"""

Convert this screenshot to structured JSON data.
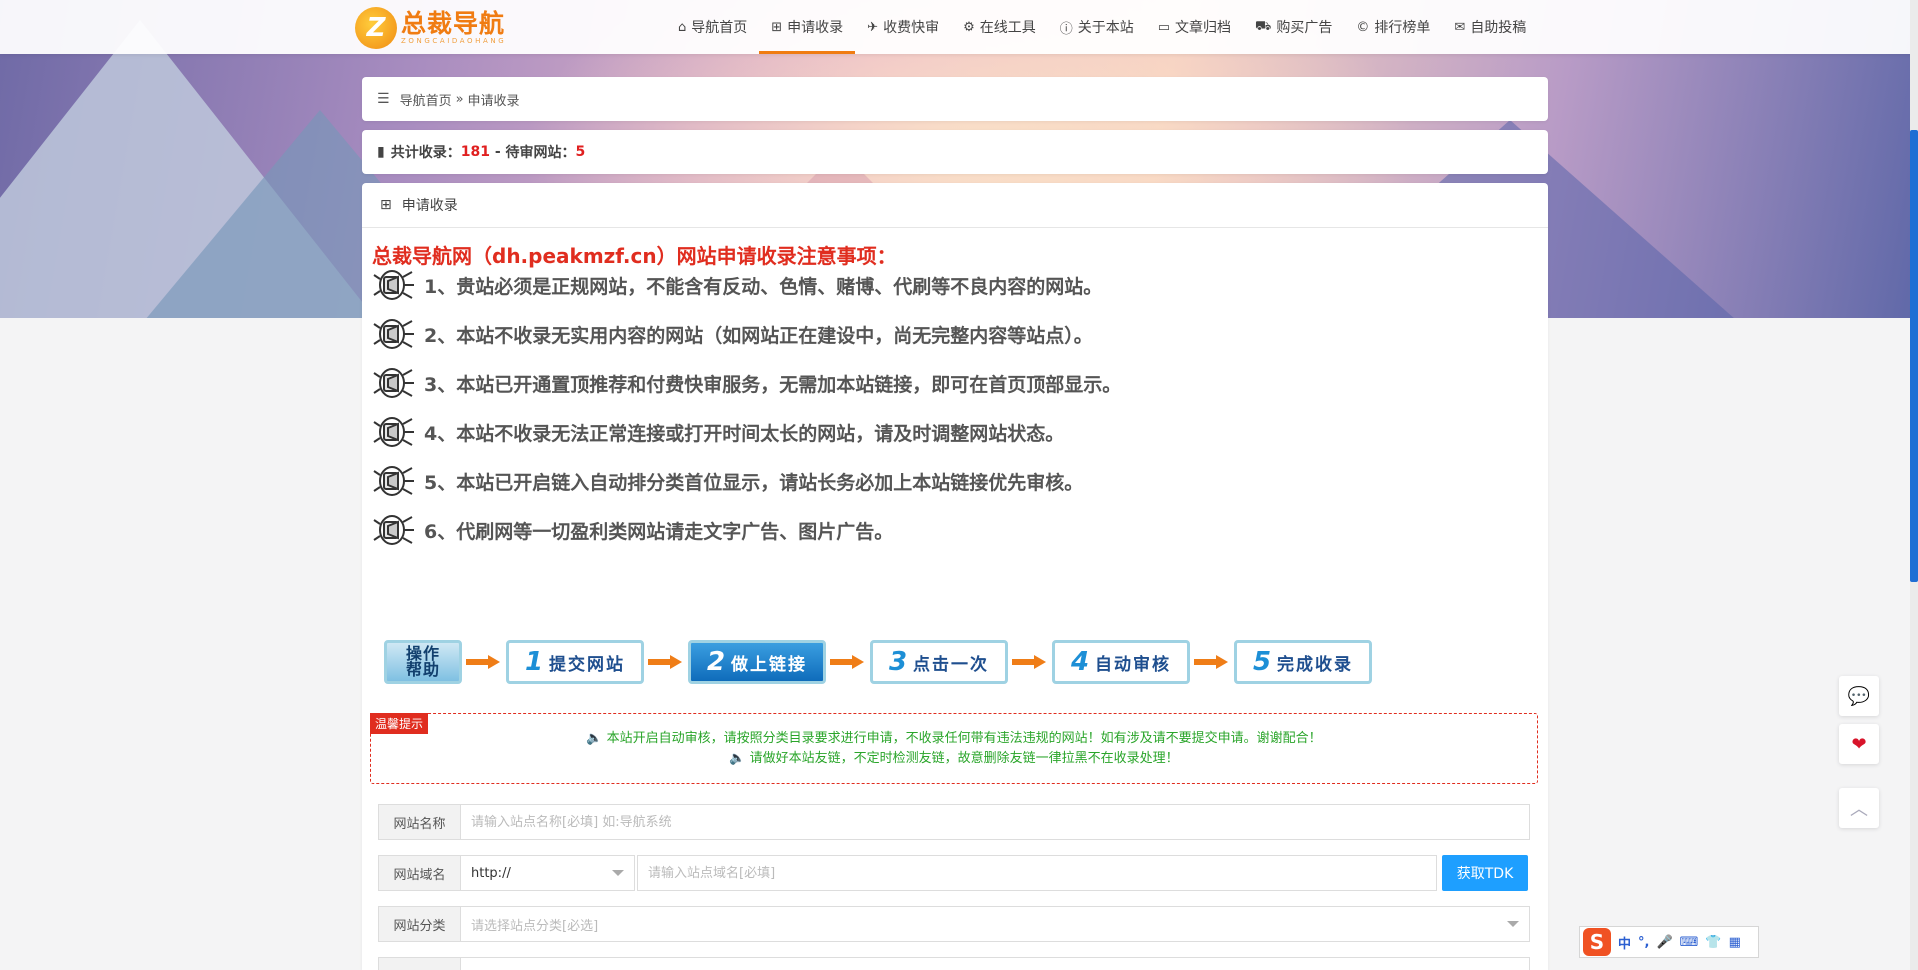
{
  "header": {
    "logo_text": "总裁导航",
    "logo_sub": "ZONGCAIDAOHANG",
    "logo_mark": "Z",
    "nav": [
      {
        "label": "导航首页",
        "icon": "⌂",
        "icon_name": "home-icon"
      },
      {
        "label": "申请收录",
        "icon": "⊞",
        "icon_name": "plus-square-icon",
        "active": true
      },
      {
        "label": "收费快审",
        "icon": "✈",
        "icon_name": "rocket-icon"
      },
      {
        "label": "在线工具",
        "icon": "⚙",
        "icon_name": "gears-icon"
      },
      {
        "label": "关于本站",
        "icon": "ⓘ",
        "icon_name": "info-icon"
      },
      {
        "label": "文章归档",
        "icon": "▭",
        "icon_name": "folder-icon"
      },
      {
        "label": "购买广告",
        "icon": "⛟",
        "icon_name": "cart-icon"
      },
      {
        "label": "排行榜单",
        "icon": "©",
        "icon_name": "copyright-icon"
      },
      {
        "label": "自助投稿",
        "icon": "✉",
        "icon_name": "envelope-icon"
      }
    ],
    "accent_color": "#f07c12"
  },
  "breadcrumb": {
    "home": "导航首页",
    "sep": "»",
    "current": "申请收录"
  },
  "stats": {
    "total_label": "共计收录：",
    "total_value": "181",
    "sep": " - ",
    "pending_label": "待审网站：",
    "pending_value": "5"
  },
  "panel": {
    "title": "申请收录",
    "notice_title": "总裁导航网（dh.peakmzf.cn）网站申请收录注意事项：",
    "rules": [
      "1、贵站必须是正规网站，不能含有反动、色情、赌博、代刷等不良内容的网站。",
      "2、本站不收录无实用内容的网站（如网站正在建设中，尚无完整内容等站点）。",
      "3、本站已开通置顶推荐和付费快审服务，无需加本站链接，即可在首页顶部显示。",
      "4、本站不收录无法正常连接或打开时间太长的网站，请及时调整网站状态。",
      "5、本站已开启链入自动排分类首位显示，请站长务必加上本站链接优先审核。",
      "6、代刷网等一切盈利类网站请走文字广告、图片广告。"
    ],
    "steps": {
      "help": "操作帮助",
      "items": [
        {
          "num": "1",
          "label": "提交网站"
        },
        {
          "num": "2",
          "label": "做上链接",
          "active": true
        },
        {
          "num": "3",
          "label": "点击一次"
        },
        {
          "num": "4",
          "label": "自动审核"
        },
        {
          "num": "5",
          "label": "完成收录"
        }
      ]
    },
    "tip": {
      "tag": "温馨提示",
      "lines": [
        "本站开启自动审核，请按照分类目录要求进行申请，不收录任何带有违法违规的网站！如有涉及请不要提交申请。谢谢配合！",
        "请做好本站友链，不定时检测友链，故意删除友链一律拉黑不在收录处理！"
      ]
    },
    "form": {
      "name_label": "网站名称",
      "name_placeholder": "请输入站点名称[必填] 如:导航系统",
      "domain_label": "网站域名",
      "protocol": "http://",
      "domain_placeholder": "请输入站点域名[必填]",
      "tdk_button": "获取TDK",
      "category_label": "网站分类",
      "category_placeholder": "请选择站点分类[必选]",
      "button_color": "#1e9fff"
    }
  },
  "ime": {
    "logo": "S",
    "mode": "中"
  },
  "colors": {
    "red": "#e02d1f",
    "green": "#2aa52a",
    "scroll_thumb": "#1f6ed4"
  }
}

"""

## Task to complete:
All records above are to be printed exactly, minus the pictures they contain.

## Final result:
Convert this screenshot to structured JSON data.
{
  "header": {
    "logo_text": "总裁导航",
    "logo_sub": "ZONGCAIDAOHANG",
    "logo_mark": "Z",
    "nav": [
      {
        "label": "导航首页",
        "icon": "⌂",
        "icon_name": "home-icon"
      },
      {
        "label": "申请收录",
        "icon": "⊞",
        "icon_name": "plus-square-icon",
        "active": true
      },
      {
        "label": "收费快审",
        "icon": "✈",
        "icon_name": "rocket-icon"
      },
      {
        "label": "在线工具",
        "icon": "⚙",
        "icon_name": "gears-icon"
      },
      {
        "label": "关于本站",
        "icon": "ⓘ",
        "icon_name": "info-icon"
      },
      {
        "label": "文章归档",
        "icon": "▭",
        "icon_name": "folder-icon"
      },
      {
        "label": "购买广告",
        "icon": "⛟",
        "icon_name": "cart-icon"
      },
      {
        "label": "排行榜单",
        "icon": "©",
        "icon_name": "copyright-icon"
      },
      {
        "label": "自助投稿",
        "icon": "✉",
        "icon_name": "envelope-icon"
      }
    ],
    "accent_color": "#f07c12"
  },
  "breadcrumb": {
    "home": "导航首页",
    "sep": "»",
    "current": "申请收录"
  },
  "stats": {
    "total_label": "共计收录：",
    "total_value": "181",
    "sep": " - ",
    "pending_label": "待审网站：",
    "pending_value": "5"
  },
  "panel": {
    "title": "申请收录",
    "notice_title": "总裁导航网（dh.peakmzf.cn）网站申请收录注意事项：",
    "rules": [
      "1、贵站必须是正规网站，不能含有反动、色情、赌博、代刷等不良内容的网站。",
      "2、本站不收录无实用内容的网站（如网站正在建设中，尚无完整内容等站点）。",
      "3、本站已开通置顶推荐和付费快审服务，无需加本站链接，即可在首页顶部显示。",
      "4、本站不收录无法正常连接或打开时间太长的网站，请及时调整网站状态。",
      "5、本站已开启链入自动排分类首位显示，请站长务必加上本站链接优先审核。",
      "6、代刷网等一切盈利类网站请走文字广告、图片广告。"
    ],
    "steps": {
      "help": "操作帮助",
      "items": [
        {
          "num": "1",
          "label": "提交网站"
        },
        {
          "num": "2",
          "label": "做上链接",
          "active": true
        },
        {
          "num": "3",
          "label": "点击一次"
        },
        {
          "num": "4",
          "label": "自动审核"
        },
        {
          "num": "5",
          "label": "完成收录"
        }
      ]
    },
    "tip": {
      "tag": "温馨提示",
      "lines": [
        "本站开启自动审核，请按照分类目录要求进行申请，不收录任何带有违法违规的网站！如有涉及请不要提交申请。谢谢配合！",
        "请做好本站友链，不定时检测友链，故意删除友链一律拉黑不在收录处理！"
      ]
    },
    "form": {
      "name_label": "网站名称",
      "name_placeholder": "请输入站点名称[必填] 如:导航系统",
      "domain_label": "网站域名",
      "protocol": "http://",
      "domain_placeholder": "请输入站点域名[必填]",
      "tdk_button": "获取TDK",
      "category_label": "网站分类",
      "category_placeholder": "请选择站点分类[必选]",
      "button_color": "#1e9fff"
    }
  },
  "ime": {
    "logo": "S",
    "mode": "中"
  },
  "colors": {
    "red": "#e02d1f",
    "green": "#2aa52a",
    "scroll_thumb": "#1f6ed4"
  }
}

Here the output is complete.